►
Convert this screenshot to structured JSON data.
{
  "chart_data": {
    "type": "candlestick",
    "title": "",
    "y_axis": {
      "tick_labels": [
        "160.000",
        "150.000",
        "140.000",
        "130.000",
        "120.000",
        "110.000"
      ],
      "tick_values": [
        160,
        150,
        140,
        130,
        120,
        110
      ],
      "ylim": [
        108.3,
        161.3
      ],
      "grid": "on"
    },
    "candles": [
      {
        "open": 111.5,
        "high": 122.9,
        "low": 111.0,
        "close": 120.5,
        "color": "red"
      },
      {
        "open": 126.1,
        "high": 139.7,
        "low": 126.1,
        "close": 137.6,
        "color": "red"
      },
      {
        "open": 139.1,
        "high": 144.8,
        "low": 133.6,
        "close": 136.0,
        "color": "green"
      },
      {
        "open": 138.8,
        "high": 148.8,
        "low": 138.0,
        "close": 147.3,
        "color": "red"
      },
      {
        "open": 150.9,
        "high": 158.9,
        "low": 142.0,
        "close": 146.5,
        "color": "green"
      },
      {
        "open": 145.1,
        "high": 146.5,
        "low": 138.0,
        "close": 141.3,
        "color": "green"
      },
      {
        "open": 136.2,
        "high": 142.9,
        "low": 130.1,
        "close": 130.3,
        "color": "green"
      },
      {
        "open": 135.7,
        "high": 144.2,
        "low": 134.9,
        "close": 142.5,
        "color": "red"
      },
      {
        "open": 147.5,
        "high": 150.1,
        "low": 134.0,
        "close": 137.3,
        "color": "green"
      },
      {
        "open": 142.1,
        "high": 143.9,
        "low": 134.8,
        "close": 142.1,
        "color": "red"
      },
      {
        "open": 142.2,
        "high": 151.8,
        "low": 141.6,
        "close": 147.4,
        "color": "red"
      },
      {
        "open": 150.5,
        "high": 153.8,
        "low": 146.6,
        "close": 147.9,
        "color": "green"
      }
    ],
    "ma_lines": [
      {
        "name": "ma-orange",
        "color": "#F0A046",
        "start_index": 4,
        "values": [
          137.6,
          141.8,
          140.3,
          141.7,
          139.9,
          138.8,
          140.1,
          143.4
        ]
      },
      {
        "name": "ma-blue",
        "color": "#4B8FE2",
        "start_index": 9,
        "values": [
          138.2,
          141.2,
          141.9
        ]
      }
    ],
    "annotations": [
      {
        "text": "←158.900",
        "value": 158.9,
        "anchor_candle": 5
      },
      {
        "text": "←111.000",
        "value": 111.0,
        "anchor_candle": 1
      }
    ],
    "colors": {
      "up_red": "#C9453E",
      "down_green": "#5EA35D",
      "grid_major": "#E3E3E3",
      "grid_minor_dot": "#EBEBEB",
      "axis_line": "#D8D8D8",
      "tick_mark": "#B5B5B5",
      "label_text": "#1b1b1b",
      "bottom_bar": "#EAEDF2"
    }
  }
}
◄
►
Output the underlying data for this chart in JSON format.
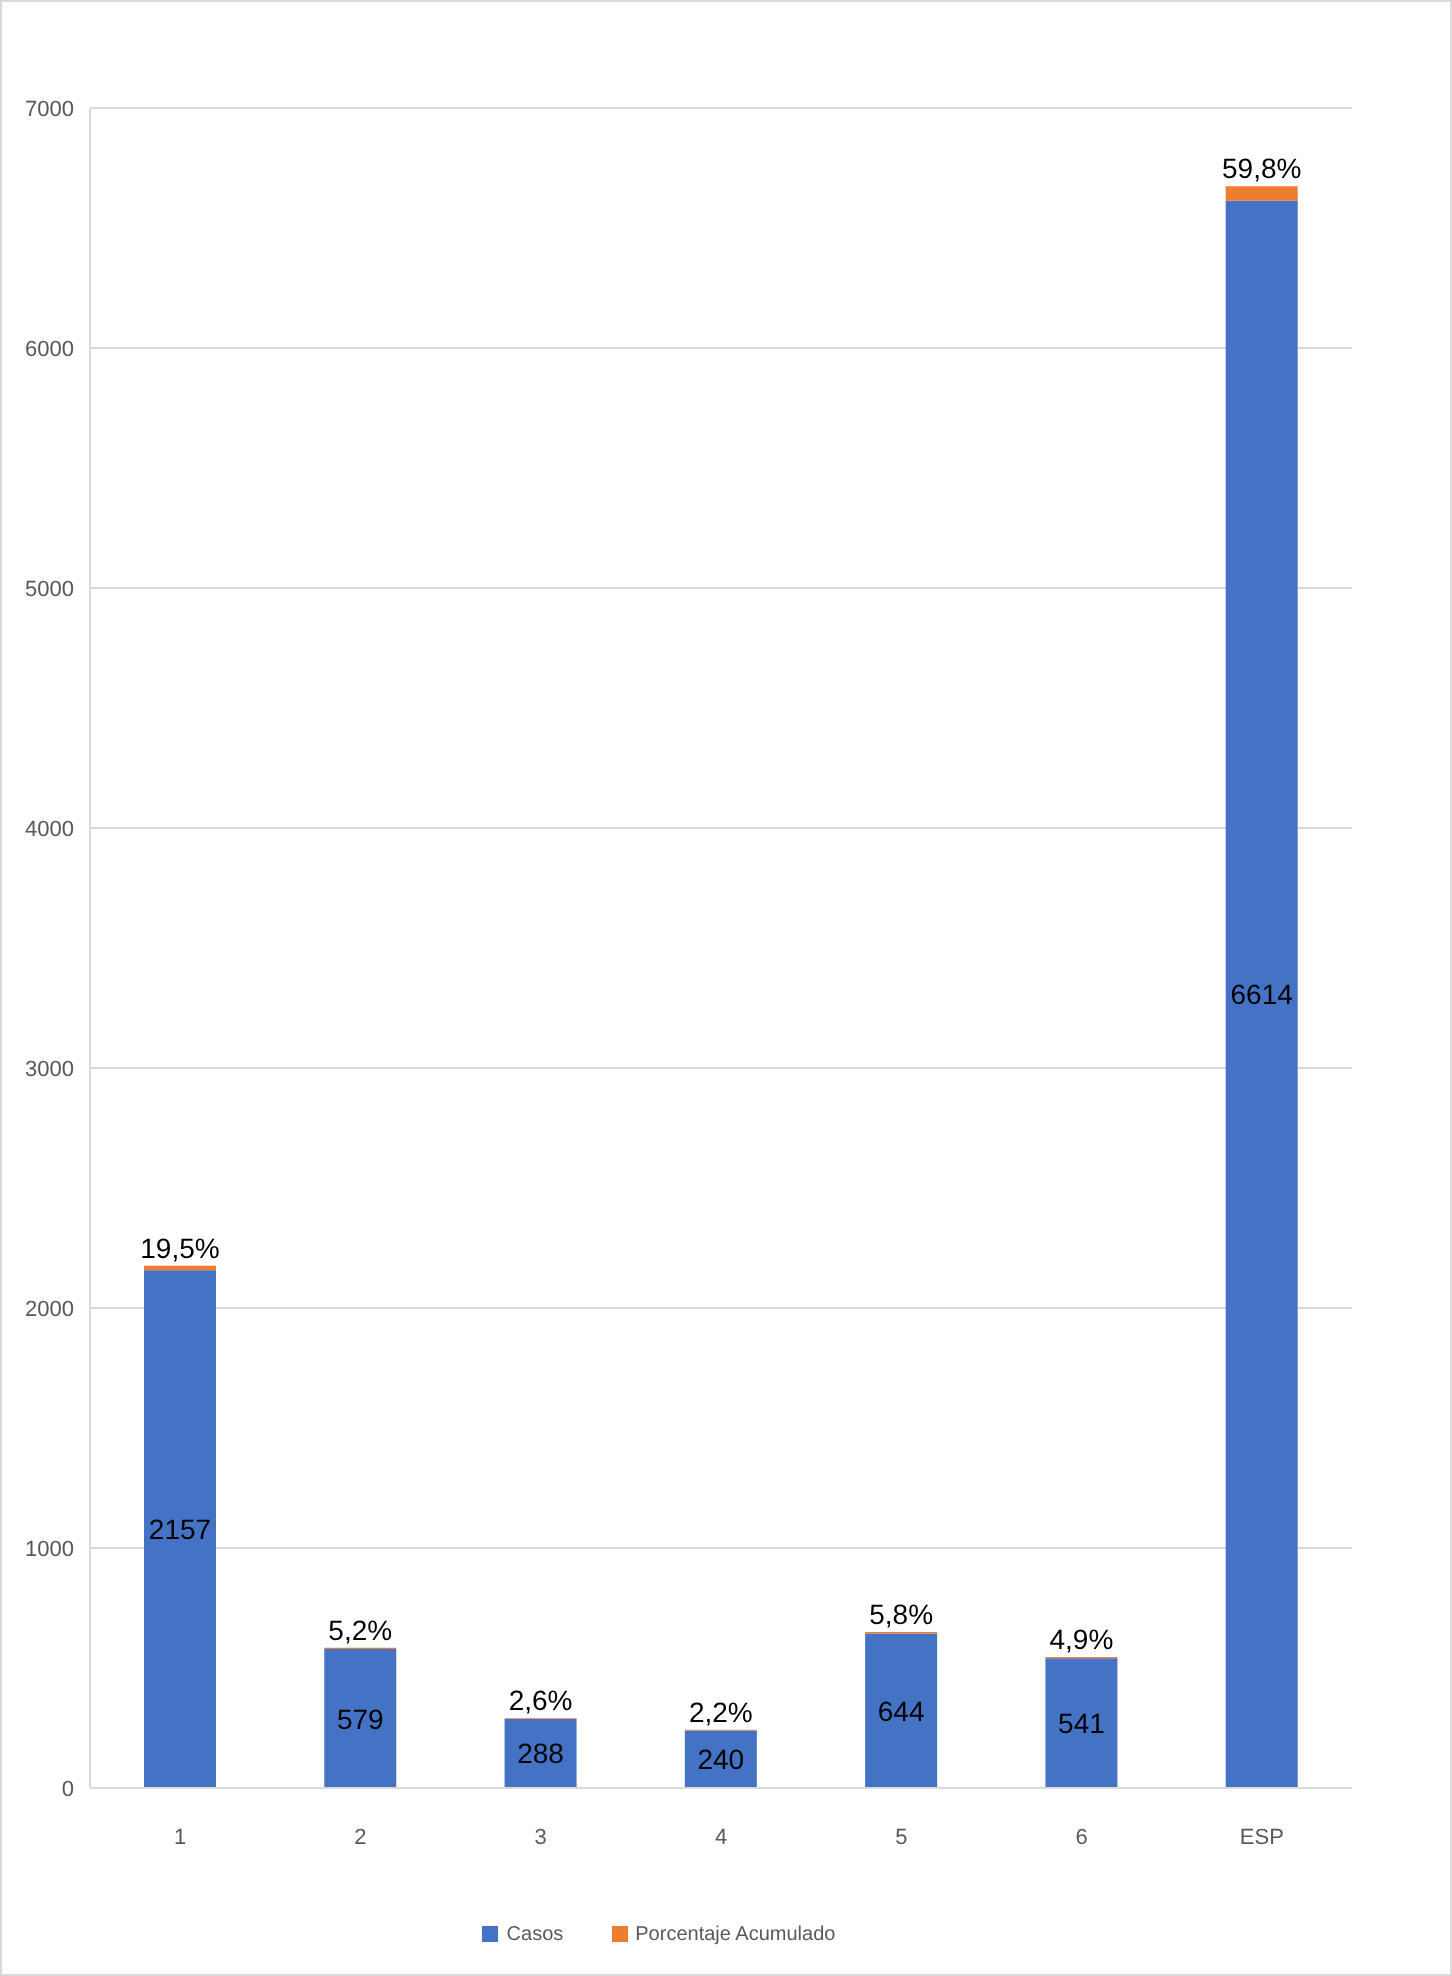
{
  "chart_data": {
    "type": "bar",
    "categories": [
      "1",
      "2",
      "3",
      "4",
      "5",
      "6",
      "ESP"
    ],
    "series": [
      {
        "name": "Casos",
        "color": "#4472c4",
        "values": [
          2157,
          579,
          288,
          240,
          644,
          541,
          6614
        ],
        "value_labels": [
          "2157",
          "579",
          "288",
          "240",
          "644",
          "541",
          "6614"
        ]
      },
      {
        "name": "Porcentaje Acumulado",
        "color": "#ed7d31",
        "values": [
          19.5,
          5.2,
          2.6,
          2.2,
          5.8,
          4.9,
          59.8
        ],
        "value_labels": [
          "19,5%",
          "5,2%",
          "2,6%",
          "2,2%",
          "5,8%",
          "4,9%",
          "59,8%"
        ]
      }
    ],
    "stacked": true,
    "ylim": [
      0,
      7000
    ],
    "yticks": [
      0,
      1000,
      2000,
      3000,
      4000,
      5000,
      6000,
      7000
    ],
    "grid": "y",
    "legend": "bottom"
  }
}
◄
What is asked =>
Reply with the number of lines in the data that include the string "high" and nothing else.

Solved problem =>
12